EXERCISE OBJECTIVE
Comb the records below for the string "Temperature" and copy each line where it turns up.
++++ DATA LINES ++++
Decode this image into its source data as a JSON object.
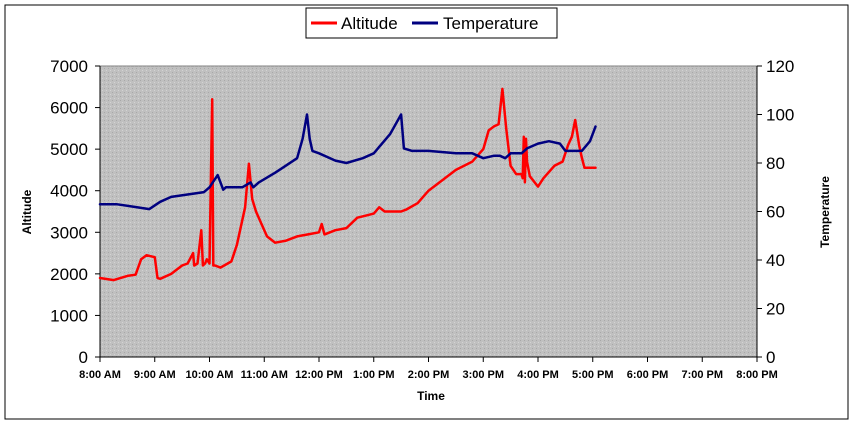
{
  "chart_data": {
    "type": "line",
    "title": "",
    "xlabel": "Time",
    "ylabel_left": "Altitude",
    "ylabel_right": "Temperature",
    "x_ticks": [
      "8:00 AM",
      "9:00 AM",
      "10:00 AM",
      "11:00 AM",
      "12:00 PM",
      "1:00 PM",
      "2:00 PM",
      "3:00 PM",
      "4:00 PM",
      "5:00 PM",
      "6:00 PM",
      "7:00 PM",
      "8:00 PM"
    ],
    "xlim_hours": [
      8,
      20
    ],
    "ylim_left": [
      0,
      7000
    ],
    "y_ticks_left": [
      "0",
      "1000",
      "2000",
      "3000",
      "4000",
      "5000",
      "6000",
      "7000"
    ],
    "ylim_right": [
      0,
      120
    ],
    "y_ticks_right": [
      "0",
      "20",
      "40",
      "60",
      "80",
      "100",
      "120"
    ],
    "legend_position": "top-center",
    "plot_background": "#c0c0c0",
    "series": [
      {
        "name": "Altitude",
        "axis": "left",
        "color": "#ff0000",
        "x_hours": [
          8.0,
          8.25,
          8.5,
          8.65,
          8.75,
          8.85,
          9.0,
          9.05,
          9.1,
          9.3,
          9.5,
          9.6,
          9.7,
          9.72,
          9.78,
          9.85,
          9.88,
          9.92,
          9.95,
          10.0,
          10.05,
          10.07,
          10.1,
          10.2,
          10.4,
          10.5,
          10.65,
          10.72,
          10.78,
          10.85,
          10.95,
          11.05,
          11.2,
          11.4,
          11.6,
          11.8,
          12.0,
          12.05,
          12.1,
          12.3,
          12.5,
          12.7,
          12.85,
          13.0,
          13.1,
          13.2,
          13.5,
          13.6,
          13.8,
          14.0,
          14.3,
          14.5,
          14.8,
          15.0,
          15.1,
          15.2,
          15.28,
          15.35,
          15.42,
          15.5,
          15.6,
          15.7,
          15.72,
          15.74,
          15.76,
          15.78,
          15.8,
          15.85,
          16.0,
          16.1,
          16.3,
          16.45,
          16.55,
          16.62,
          16.68,
          16.75,
          16.8,
          16.85,
          16.95,
          17.05
        ],
        "values": [
          1900,
          1850,
          1950,
          1980,
          2350,
          2450,
          2400,
          1900,
          1880,
          2000,
          2200,
          2250,
          2500,
          2200,
          2250,
          3050,
          2200,
          2250,
          2350,
          2250,
          6200,
          2200,
          2200,
          2150,
          2300,
          2700,
          3600,
          4650,
          3800,
          3500,
          3200,
          2900,
          2750,
          2800,
          2900,
          2950,
          3000,
          3200,
          2950,
          3050,
          3100,
          3350,
          3400,
          3450,
          3600,
          3500,
          3500,
          3550,
          3700,
          4000,
          4300,
          4500,
          4700,
          5000,
          5450,
          5550,
          5600,
          6450,
          5500,
          4600,
          4400,
          4400,
          4300,
          5300,
          4200,
          5250,
          4700,
          4350,
          4100,
          4300,
          4600,
          4700,
          5100,
          5300,
          5700,
          5100,
          4800,
          4550,
          4550,
          4550
        ]
      },
      {
        "name": "Temperature",
        "axis": "right",
        "color": "#000080",
        "x_hours": [
          8.0,
          8.3,
          8.6,
          8.9,
          9.1,
          9.3,
          9.6,
          9.9,
          10.0,
          10.15,
          10.25,
          10.3,
          10.4,
          10.6,
          10.75,
          10.8,
          10.9,
          11.2,
          11.4,
          11.6,
          11.7,
          11.78,
          11.83,
          11.88,
          12.0,
          12.3,
          12.5,
          12.8,
          13.0,
          13.3,
          13.5,
          13.55,
          13.7,
          14.0,
          14.5,
          14.8,
          15.0,
          15.2,
          15.3,
          15.4,
          15.5,
          15.7,
          15.8,
          16.0,
          16.2,
          16.4,
          16.5,
          16.7,
          16.8,
          16.95,
          17.05
        ],
        "values": [
          63,
          63,
          62,
          61,
          64,
          66,
          67,
          68,
          70,
          75,
          69,
          70,
          70,
          70,
          72,
          70,
          72,
          76,
          79,
          82,
          90,
          100,
          90,
          85,
          84,
          81,
          80,
          82,
          84,
          92,
          100,
          86,
          85,
          85,
          84,
          84,
          82,
          83,
          83,
          82,
          84,
          84,
          86,
          88,
          89,
          88,
          85,
          85,
          85,
          89,
          95
        ]
      }
    ]
  }
}
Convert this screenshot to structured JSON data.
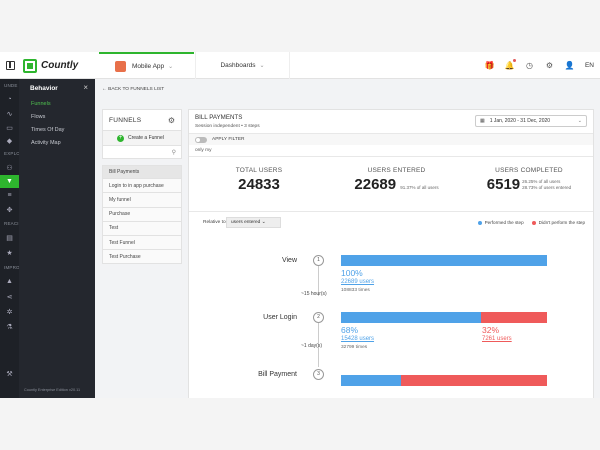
{
  "topbar": {
    "brand": "Countly",
    "app_name": "Mobile App",
    "app_color": "#e8704a",
    "dashboards_label": "Dashboards",
    "language": "EN"
  },
  "rail": {
    "sections": [
      "UNDE",
      "EXPLO",
      "REACI",
      "IMPRO"
    ]
  },
  "subnav": {
    "header": "Behavior",
    "items": [
      "Funnels",
      "Flows",
      "Times Of Day",
      "Activity Map"
    ],
    "active": "Funnels",
    "footer": "Countly Enterprise Edition v20.11"
  },
  "main": {
    "back_label": "BACK TO FUNNELS LIST"
  },
  "funnels_panel": {
    "title": "FUNNELS",
    "create_label": "Create a Funnel",
    "items": [
      "Bill Payments",
      "Login to in app purchase",
      "My funnel",
      "Purchase",
      "Test",
      "Test Funnel",
      "Test Purchase"
    ]
  },
  "funnel": {
    "title": "BILL PAYMENTS",
    "subtitle": "Session independent  •  3 steps",
    "date_range": "1 Jan, 2020 - 31 Dec, 2020",
    "apply_filter_label": "APPLY FILTER",
    "only_my": "only my",
    "stats": {
      "total_users_label": "TOTAL USERS",
      "total_users": "24833",
      "users_entered_label": "USERS ENTERED",
      "users_entered": "22689",
      "users_entered_pct": "91.37% of all users",
      "users_completed_label": "USERS COMPLETED",
      "users_completed": "6519",
      "users_completed_pct1": "26.25% of all users",
      "users_completed_pct2": "28.73% of users entered"
    },
    "relative_label": "Relative to:",
    "relative_value": "users entered",
    "legend_performed": "Performed the step",
    "legend_not_performed": "Didn't perform the step",
    "color_performed": "#4fa2e8",
    "color_not_performed": "#ef5a5a",
    "steps": [
      {
        "num": "1",
        "name": "View",
        "pct": "100%",
        "users": "22689 users",
        "times": "108833 times",
        "fill": 1.0
      },
      {
        "num": "2",
        "name": "User Login",
        "pct": "68%",
        "users": "15428 users",
        "times": "32799 times",
        "not_pct": "32%",
        "not_users": "7261 users",
        "fill": 0.68
      },
      {
        "num": "3",
        "name": "Bill Payment",
        "fill": 0.29
      }
    ],
    "time_between": [
      "~15 hour(s)",
      "~1 day(s)"
    ]
  }
}
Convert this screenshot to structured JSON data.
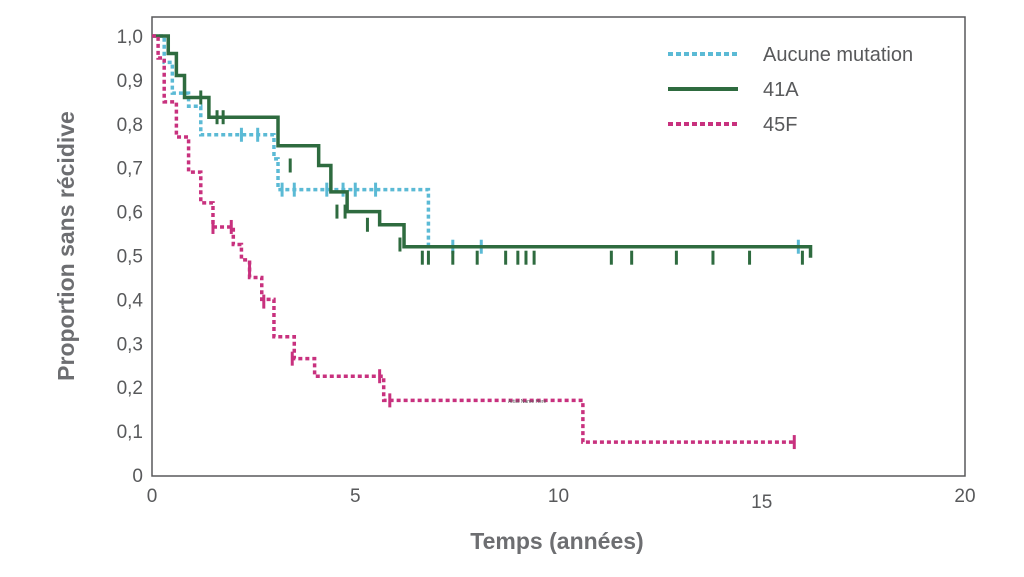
{
  "chart_data": {
    "type": "line",
    "step": true,
    "xlabel": "Temps (années)",
    "ylabel": "Proportion sans récidive",
    "xlim": [
      0,
      20
    ],
    "ylim": [
      0,
      1.0
    ],
    "x_ticks": [
      "0",
      "5",
      "10",
      "15",
      "20"
    ],
    "y_ticks": [
      "0",
      "0,1",
      "0,2",
      "0,3",
      "0,4",
      "0,5",
      "0,6",
      "0,7",
      "0,8",
      "0,9",
      "1,0"
    ],
    "grid": false,
    "legend_position": "top-right",
    "annotation": "Artist Name Here",
    "series": [
      {
        "name": "Aucune mutation",
        "color": "#5bbad5",
        "style": "dashed",
        "x": [
          0,
          0.3,
          0.5,
          0.9,
          1.2,
          2.3,
          3.0,
          3.1,
          6.8,
          16.0
        ],
        "y": [
          1.0,
          0.94,
          0.87,
          0.84,
          0.775,
          0.775,
          0.72,
          0.65,
          0.52,
          0.52
        ],
        "censored": [
          [
            2.2,
            0.775
          ],
          [
            2.6,
            0.775
          ],
          [
            3.2,
            0.65
          ],
          [
            3.5,
            0.65
          ],
          [
            4.3,
            0.65
          ],
          [
            4.7,
            0.65
          ],
          [
            5.0,
            0.65
          ],
          [
            5.5,
            0.65
          ],
          [
            7.4,
            0.52
          ],
          [
            8.1,
            0.52
          ],
          [
            15.9,
            0.52
          ]
        ]
      },
      {
        "name": "41A",
        "color": "#2e6b3f",
        "style": "solid",
        "x": [
          0,
          0.4,
          0.6,
          0.8,
          1.4,
          3.1,
          4.1,
          4.4,
          4.8,
          5.6,
          6.2,
          16.2
        ],
        "y": [
          1.0,
          0.96,
          0.91,
          0.86,
          0.815,
          0.75,
          0.705,
          0.645,
          0.6,
          0.57,
          0.52,
          0.495
        ],
        "censored": [
          [
            1.2,
            0.86
          ],
          [
            1.6,
            0.815
          ],
          [
            1.75,
            0.815
          ],
          [
            3.4,
            0.705
          ],
          [
            4.55,
            0.6
          ],
          [
            4.75,
            0.6
          ],
          [
            5.3,
            0.57
          ],
          [
            6.1,
            0.525
          ],
          [
            6.65,
            0.495
          ],
          [
            6.8,
            0.495
          ],
          [
            7.4,
            0.495
          ],
          [
            8.0,
            0.495
          ],
          [
            8.7,
            0.495
          ],
          [
            9.0,
            0.495
          ],
          [
            9.2,
            0.495
          ],
          [
            9.4,
            0.495
          ],
          [
            11.3,
            0.495
          ],
          [
            11.8,
            0.495
          ],
          [
            12.9,
            0.495
          ],
          [
            13.8,
            0.495
          ],
          [
            14.7,
            0.495
          ],
          [
            16.0,
            0.495
          ]
        ]
      },
      {
        "name": "45F",
        "color": "#c8317e",
        "style": "dashed",
        "x": [
          0,
          0.15,
          0.3,
          0.6,
          0.9,
          1.2,
          1.5,
          2.0,
          2.2,
          2.4,
          2.7,
          3.0,
          3.5,
          4.0,
          5.7,
          10.6,
          15.8
        ],
        "y": [
          1.0,
          0.95,
          0.85,
          0.77,
          0.69,
          0.62,
          0.565,
          0.525,
          0.49,
          0.45,
          0.4,
          0.315,
          0.265,
          0.225,
          0.17,
          0.075,
          0.075
        ],
        "censored": [
          [
            1.5,
            0.565
          ],
          [
            1.95,
            0.565
          ],
          [
            2.4,
            0.47
          ],
          [
            2.75,
            0.395
          ],
          [
            3.45,
            0.265
          ],
          [
            5.6,
            0.225
          ],
          [
            5.85,
            0.17
          ],
          [
            15.8,
            0.075
          ]
        ]
      }
    ]
  }
}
++++
EXPECTED OUTPUT
    "ylabel_right": "Temperature",
        "name": "Temperature",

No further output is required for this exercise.